Transcribe the listing below word for word.

(Dataset entries)
● ● ● ●
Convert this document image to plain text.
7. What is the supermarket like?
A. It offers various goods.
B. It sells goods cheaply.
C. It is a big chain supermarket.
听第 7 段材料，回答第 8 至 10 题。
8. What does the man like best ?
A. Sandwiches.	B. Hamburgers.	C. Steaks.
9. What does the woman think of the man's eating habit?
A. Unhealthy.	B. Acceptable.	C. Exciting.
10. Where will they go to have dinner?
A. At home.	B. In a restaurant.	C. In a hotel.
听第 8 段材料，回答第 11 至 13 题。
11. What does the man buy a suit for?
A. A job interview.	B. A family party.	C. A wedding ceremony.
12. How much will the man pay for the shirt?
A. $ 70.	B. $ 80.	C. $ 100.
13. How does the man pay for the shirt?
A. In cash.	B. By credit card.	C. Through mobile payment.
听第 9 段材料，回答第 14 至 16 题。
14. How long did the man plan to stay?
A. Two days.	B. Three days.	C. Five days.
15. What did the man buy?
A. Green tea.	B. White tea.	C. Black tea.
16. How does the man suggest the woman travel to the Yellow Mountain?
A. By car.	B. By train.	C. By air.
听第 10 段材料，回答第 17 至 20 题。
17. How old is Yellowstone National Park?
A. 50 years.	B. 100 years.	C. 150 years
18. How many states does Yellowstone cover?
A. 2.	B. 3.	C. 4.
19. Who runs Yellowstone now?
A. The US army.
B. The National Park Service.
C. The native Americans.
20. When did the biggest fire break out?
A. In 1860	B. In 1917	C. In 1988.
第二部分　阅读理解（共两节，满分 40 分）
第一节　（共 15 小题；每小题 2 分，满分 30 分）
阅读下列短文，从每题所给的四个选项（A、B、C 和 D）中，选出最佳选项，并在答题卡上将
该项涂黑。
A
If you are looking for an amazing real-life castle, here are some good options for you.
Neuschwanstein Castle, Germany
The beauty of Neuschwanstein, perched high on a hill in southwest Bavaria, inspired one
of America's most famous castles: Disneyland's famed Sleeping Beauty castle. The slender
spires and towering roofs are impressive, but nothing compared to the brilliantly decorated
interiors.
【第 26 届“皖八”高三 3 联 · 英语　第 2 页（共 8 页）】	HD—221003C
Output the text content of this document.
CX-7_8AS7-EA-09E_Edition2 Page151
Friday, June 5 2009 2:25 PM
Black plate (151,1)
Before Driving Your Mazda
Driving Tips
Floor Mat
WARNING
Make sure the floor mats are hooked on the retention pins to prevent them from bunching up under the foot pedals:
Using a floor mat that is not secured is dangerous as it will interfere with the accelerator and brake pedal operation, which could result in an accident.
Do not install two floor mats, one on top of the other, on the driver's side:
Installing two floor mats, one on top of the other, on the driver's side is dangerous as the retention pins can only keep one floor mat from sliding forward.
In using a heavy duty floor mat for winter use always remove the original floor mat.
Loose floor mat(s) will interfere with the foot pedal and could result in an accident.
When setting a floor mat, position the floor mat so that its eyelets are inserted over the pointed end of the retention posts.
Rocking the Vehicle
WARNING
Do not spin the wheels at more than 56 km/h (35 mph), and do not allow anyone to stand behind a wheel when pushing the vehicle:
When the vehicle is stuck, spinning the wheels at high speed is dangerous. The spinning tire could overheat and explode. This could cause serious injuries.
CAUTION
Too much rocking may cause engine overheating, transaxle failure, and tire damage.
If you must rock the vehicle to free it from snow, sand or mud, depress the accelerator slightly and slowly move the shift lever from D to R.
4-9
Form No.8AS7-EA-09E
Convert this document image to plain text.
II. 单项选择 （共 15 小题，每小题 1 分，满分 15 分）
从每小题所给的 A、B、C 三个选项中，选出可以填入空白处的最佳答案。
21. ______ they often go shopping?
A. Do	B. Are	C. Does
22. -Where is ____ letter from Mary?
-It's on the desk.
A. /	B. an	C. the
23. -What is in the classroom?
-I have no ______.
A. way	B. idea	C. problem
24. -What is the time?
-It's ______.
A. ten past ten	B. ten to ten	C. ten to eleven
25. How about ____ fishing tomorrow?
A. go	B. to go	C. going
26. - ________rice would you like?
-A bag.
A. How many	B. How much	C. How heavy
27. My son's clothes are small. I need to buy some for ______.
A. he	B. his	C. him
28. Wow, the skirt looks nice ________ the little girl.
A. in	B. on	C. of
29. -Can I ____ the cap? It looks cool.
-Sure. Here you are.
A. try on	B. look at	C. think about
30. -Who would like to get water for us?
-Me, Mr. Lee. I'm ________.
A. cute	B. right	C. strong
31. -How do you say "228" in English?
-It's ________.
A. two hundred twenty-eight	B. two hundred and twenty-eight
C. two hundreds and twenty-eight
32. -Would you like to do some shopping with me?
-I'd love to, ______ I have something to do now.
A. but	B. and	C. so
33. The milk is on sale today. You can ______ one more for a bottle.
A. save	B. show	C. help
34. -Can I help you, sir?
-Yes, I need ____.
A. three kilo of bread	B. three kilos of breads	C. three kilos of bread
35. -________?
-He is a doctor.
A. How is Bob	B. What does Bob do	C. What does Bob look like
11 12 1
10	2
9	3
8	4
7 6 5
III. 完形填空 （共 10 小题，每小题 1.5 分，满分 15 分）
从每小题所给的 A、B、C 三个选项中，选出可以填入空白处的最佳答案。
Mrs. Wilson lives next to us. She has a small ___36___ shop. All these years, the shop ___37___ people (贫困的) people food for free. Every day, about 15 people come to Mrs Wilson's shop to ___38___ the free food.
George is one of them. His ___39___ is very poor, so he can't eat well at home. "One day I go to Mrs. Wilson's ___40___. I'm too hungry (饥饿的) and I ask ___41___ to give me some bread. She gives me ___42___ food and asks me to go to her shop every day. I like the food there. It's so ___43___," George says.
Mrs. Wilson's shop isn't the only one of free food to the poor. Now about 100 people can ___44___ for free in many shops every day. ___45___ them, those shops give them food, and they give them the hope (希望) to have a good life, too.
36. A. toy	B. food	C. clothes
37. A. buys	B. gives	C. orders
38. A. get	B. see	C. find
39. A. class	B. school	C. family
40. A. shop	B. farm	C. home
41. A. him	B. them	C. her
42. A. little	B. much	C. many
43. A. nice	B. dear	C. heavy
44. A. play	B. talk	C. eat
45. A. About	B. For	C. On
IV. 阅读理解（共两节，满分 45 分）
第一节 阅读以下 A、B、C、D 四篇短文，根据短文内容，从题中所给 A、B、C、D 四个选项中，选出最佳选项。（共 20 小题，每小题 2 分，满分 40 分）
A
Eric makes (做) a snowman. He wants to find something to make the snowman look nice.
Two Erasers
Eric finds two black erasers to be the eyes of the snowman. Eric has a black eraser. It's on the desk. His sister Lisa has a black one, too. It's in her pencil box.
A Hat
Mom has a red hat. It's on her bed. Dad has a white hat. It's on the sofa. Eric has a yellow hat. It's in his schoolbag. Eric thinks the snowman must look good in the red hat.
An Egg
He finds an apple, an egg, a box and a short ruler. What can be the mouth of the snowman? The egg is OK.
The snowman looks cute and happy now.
● ● ● ●
* ANSWER FOR THIS EXERCISE *
Convert this document image to plain text.
7. What is the supermarket like?
A. It offers various goods.
B. It sells goods cheaply.
C. It is a big chain supermarket.
听第 7 段材料，回答第 8 至 10 题。
8. What does the man like best ?
A. Sandwiches.	B. Hamburgers.	C. Steaks.
9. What does the woman think of the man's eating habit?
A. Unhealthy.	B. Acceptable.	C. Exciting.
10. Where will they go to have dinner?
A. At home.	B. In a restaurant.	C. In a hotel.
听第 8 段材料，回答第 11 至 13 题。
11. What does the man buy a suit for?
A. A job interview.	B. A family party.	C. A wedding ceremony.
12. How much will the man pay for the shirt?
A. $ 70.	B. $ 80.	C. $ 100.
13. How does the man pay for the shirt?
A. In cash.	B. By credit card.	C. Through mobile payment.
听第 9 段材料，回答第 14 至 16 题。
14. How long did the man plan to stay?
A. Two days.	B. Three days.	C. Five days.
15. What did the man buy?
A. Green tea.	B. White tea.	C. Black tea.
16. How does the man suggest the woman travel to the Yellow Mountain?
A. By car.	B. By train.	C. By air.
听第 10 段材料，回答第 17 至 20 题。
17. How old is Yellowstone National Park?
A. 50 years.	B. 100 years.	C. 150 years
18. How many states does Yellowstone cover?
A. 2.	B. 3.	C. 4.
19. Who runs Yellowstone now?
A. The US army.
B. The National Park Service.
C. The native Americans.
20. When did the biggest fire break out?
A. In 1860	B. In 1917	C. In 1988.
第二部分　阅读理解（共两节，满分 40 分）
第一节　（共 15 小题；每小题 2 分，满分 30 分）
阅读下列短文，从每题所给的四个选项（A、B、C 和 D）中，选出最佳选项，并在答题卡上将
该项涂黑。
A
If you are looking for an amazing real-life castle, here are some good options for you.
Neuschwanstein Castle, Germany
The beauty of Neuschwanstein, perched high on a hill in southwest Bavaria, inspired one
of America's most famous castles: Disneyland's famed Sleeping Beauty castle. The slender
spires and towering roofs are impressive, but nothing compared to the brilliantly decorated
interiors.
【第 26 届“皖八”高三 3 联 · 英语　第 2 页（共 8 页）】	HD—221003C
Output the text content of this document.
CX-7_8AS7-EA-09E_Edition2 Page151
Friday, June 5 2009 2:25 PM
Black plate (151,1)
Before Driving Your Mazda
Driving Tips
Floor Mat
WARNING
Make sure the floor mats are hooked on the retention pins to prevent them from bunching up under the foot pedals:
Using a floor mat that is not secured is dangerous as it will interfere with the accelerator and brake pedal operation, which could result in an accident.
Do not install two floor mats, one on top of the other, on the driver's side:
Installing two floor mats, one on top of the other, on the driver's side is dangerous as the retention pins can only keep one floor mat from sliding forward.
In using a heavy duty floor mat for winter use always remove the original floor mat.
Loose floor mat(s) will interfere with the foot pedal and could result in an accident.
When setting a floor mat, position the floor mat so that its eyelets are inserted over the pointed end of the retention posts.
Rocking the Vehicle
WARNING
Do not spin the wheels at more than 56 km/h (35 mph), and do not allow anyone to stand behind a wheel when pushing the vehicle:
When the vehicle is stuck, spinning the wheels at high speed is dangerous. The spinning tire could overheat and explode. This could cause serious injuries.
CAUTION
Too much rocking may cause engine overheating, transaxle failure, and tire damage.
If you must rock the vehicle to free it from snow, sand or mud, depress the accelerator slightly and slowly move the shift lever from D to R.
4-9
Form No.8AS7-EA-09E
Convert this document image to plain text.
II. 单项选择 （共 15 小题，每小题 1 分，满分 15 分）
从每小题所给的 A、B、C 三个选项中，选出可以填入空白处的最佳答案。
21. ______ they often go shopping?
A. Do	B. Are	C. Does
22. -Where is ____ letter from Mary?
-It's on the desk.
A. /	B. an	C. the
23. -What is in the classroom?
-I have no ______.
A. way	B. idea	C. problem
24. -What is the time?
-It's ______.
A. ten past ten	B. ten to ten	C. ten to eleven
25. How about ____ fishing tomorrow?
A. go	B. to go	C. going
26. - ________rice would you like?
-A bag.
A. How many	B. How much	C. How heavy
27. My son's clothes are small. I need to buy some for ______.
A. he	B. his	C. him
28. Wow, the skirt looks nice ________ the little girl.
A. in	B. on	C. of
29. -Can I ____ the cap? It looks cool.
-Sure. Here you are.
A. try on	B. look at	C. think about
30. -Who would like to get water for us?
-Me, Mr. Lee. I'm ________.
A. cute	B. right	C. strong
31. -How do you say "228" in English?
-It's ________.
A. two hundred twenty-eight	B. two hundred and twenty-eight
C. two hundreds and twenty-eight
32. -Would you like to do some shopping with me?
-I'd love to, ______ I have something to do now.
A. but	B. and	C. so
33. The milk is on sale today. You can ______ one more for a bottle.
A. save	B. show	C. help
34. -Can I help you, sir?
-Yes, I need ____.
A. three kilo of bread	B. three kilos of breads	C. three kilos of bread
35. -________?
-He is a doctor.
A. How is Bob	B. What does Bob do	C. What does Bob look like
11 12 1
10	2
9	3
8	4
7 6 5
III. 完形填空 （共 10 小题，每小题 1.5 分，满分 15 分）
从每小题所给的 A、B、C 三个选项中，选出可以填入空白处的最佳答案。
Mrs. Wilson lives next to us. She has a small ___36___ shop. All these years, the shop ___37___ people (贫困的) people food for free. Every day, about 15 people come to Mrs Wilson's shop to ___38___ the free food.
George is one of them. His ___39___ is very poor, so he can't eat well at home. "One day I go to Mrs. Wilson's ___40___. I'm too hungry (饥饿的) and I ask ___41___ to give me some bread. She gives me ___42___ food and asks me to go to her shop every day. I like the food there. It's so ___43___," George says.
Mrs. Wilson's shop isn't the only one of free food to the poor. Now about 100 people can ___44___ for free in many shops every day. ___45___ them, those shops give them food, and they give them the hope (希望) to have a good life, too.
36. A. toy	B. food	C. clothes
37. A. buys	B. gives	C. orders
38. A. get	B. see	C. find
39. A. class	B. school	C. family
40. A. shop	B. farm	C. home
41. A. him	B. them	C. her
42. A. little	B. much	C. many
43. A. nice	B. dear	C. heavy
44. A. play	B. talk	C. eat
45. A. About	B. For	C. On
IV. 阅读理解（共两节，满分 45 分）
第一节 阅读以下 A、B、C、D 四篇短文，根据短文内容，从题中所给 A、B、C、D 四个选项中，选出最佳选项。（共 20 小题，每小题 2 分，满分 40 分）
A
Eric makes (做) a snowman. He wants to find something to make the snowman look nice.
Two Erasers
Eric finds two black erasers to be the eyes of the snowman. Eric has a black eraser. It's on the desk. His sister Lisa has a black one, too. It's in her pencil box.
A Hat
Mom has a red hat. It's on her bed. Dad has a white hat. It's on the sofa. Eric has a yellow hat. It's in his schoolbag. Eric thinks the snowman must look good in the red hat.
An Egg
He finds an apple, an egg, a box and a short ruler. What can be the mouth of the snowman? The egg is OK.
The snowman looks cute and happy now.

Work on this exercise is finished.